— Start Dataset extract —

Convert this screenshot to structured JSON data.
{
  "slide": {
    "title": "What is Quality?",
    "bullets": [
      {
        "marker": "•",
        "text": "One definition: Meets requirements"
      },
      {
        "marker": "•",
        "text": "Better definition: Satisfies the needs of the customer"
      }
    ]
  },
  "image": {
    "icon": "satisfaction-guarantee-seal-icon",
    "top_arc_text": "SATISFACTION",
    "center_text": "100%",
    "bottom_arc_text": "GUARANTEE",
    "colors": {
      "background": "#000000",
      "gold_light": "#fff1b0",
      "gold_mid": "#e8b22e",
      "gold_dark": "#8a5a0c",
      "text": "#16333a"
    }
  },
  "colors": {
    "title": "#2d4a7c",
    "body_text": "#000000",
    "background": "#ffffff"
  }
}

— End Dataset extract —

» Stated problem: Each line above must be printed exactly as it appears.

» Problem solution:
Convert this screenshot to structured JSON data.
{
  "slide": {
    "title": "What is Quality?",
    "bullets": [
      {
        "marker": "•",
        "text": "One definition: Meets requirements"
      },
      {
        "marker": "•",
        "text": "Better definition: Satisfies the needs of the customer"
      }
    ]
  },
  "image": {
    "icon": "satisfaction-guarantee-seal-icon",
    "top_arc_text": "SATISFACTION",
    "center_text": "100%",
    "bottom_arc_text": "GUARANTEE",
    "colors": {
      "background": "#000000",
      "gold_light": "#fff1b0",
      "gold_mid": "#e8b22e",
      "gold_dark": "#8a5a0c",
      "text": "#16333a"
    }
  },
  "colors": {
    "title": "#2d4a7c",
    "body_text": "#000000",
    "background": "#ffffff"
  }
}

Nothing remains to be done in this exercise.